GIVEN INSTRUCTION: In the copy, keep every record exact and leave out all images.

================

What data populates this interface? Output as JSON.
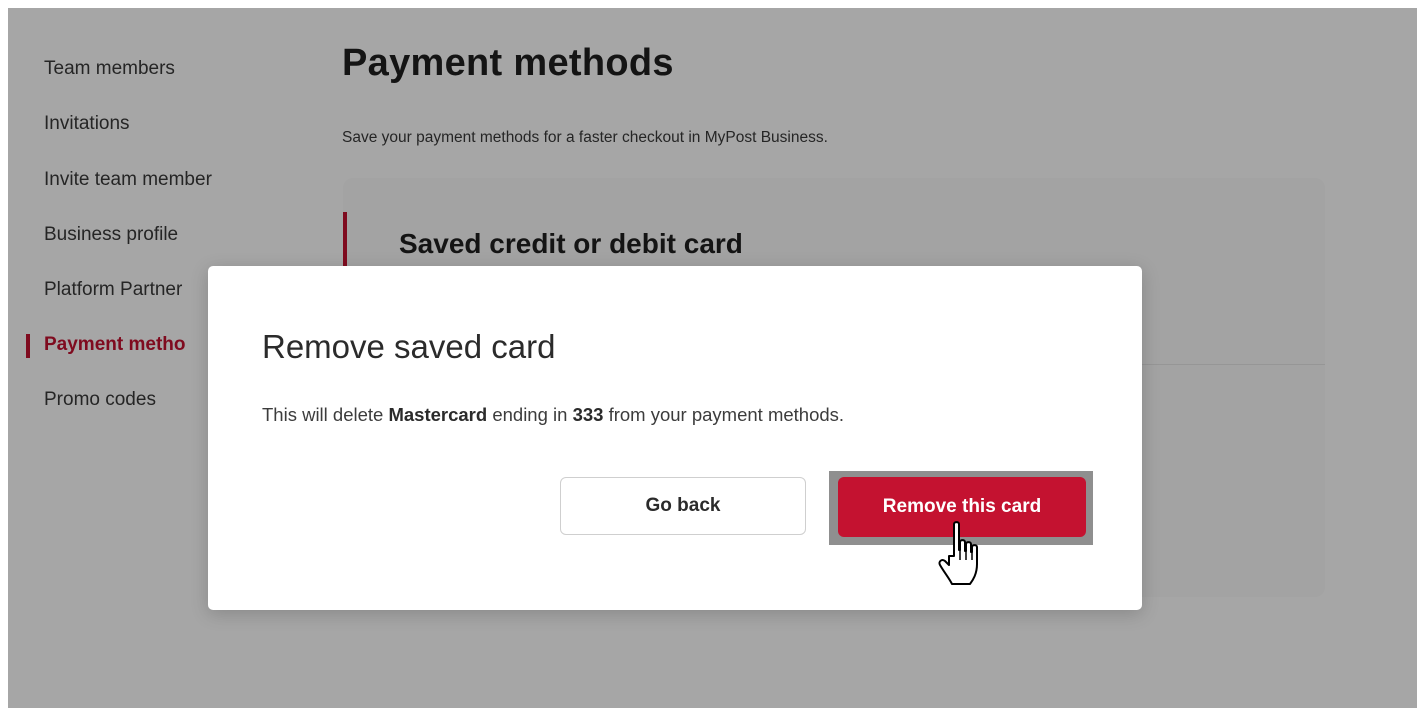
{
  "sidebar": {
    "items": [
      {
        "label": "Team members"
      },
      {
        "label": "Invitations"
      },
      {
        "label": "Invite team member"
      },
      {
        "label": "Business profile"
      },
      {
        "label": "Platform Partner"
      },
      {
        "label": "Payment metho"
      },
      {
        "label": "Promo codes"
      }
    ]
  },
  "main": {
    "title": "Payment methods",
    "subtitle": "Save your payment methods for a faster checkout in MyPost Business.",
    "card_section": {
      "heading": "Saved credit or debit card",
      "link_fragment": "d"
    }
  },
  "modal": {
    "title": "Remove saved card",
    "body_prefix": "This will delete ",
    "card_brand": "Mastercard",
    "body_middle": " ending in ",
    "card_last_digits": "333",
    "body_suffix": " from your payment methods.",
    "back_label": "Go back",
    "remove_label": "Remove this card"
  },
  "cursor": {
    "icon": "hand-pointer-icon"
  },
  "colors": {
    "accent": "#c41230",
    "overlay": "rgba(0,0,0,0.35)"
  }
}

================

OUTPUT OF THE EXERCISE:
What data populates this interface? Output as JSON.
{
  "sidebar": {
    "items": [
      {
        "label": "Team members"
      },
      {
        "label": "Invitations"
      },
      {
        "label": "Invite team member"
      },
      {
        "label": "Business profile"
      },
      {
        "label": "Platform Partner"
      },
      {
        "label": "Payment metho"
      },
      {
        "label": "Promo codes"
      }
    ]
  },
  "main": {
    "title": "Payment methods",
    "subtitle": "Save your payment methods for a faster checkout in MyPost Business.",
    "card_section": {
      "heading": "Saved credit or debit card",
      "link_fragment": "d"
    }
  },
  "modal": {
    "title": "Remove saved card",
    "body_prefix": "This will delete ",
    "card_brand": "Mastercard",
    "body_middle": " ending in ",
    "card_last_digits": "333",
    "body_suffix": " from your payment methods.",
    "back_label": "Go back",
    "remove_label": "Remove this card"
  },
  "cursor": {
    "icon": "hand-pointer-icon"
  },
  "colors": {
    "accent": "#c41230",
    "overlay": "rgba(0,0,0,0.35)"
  }
}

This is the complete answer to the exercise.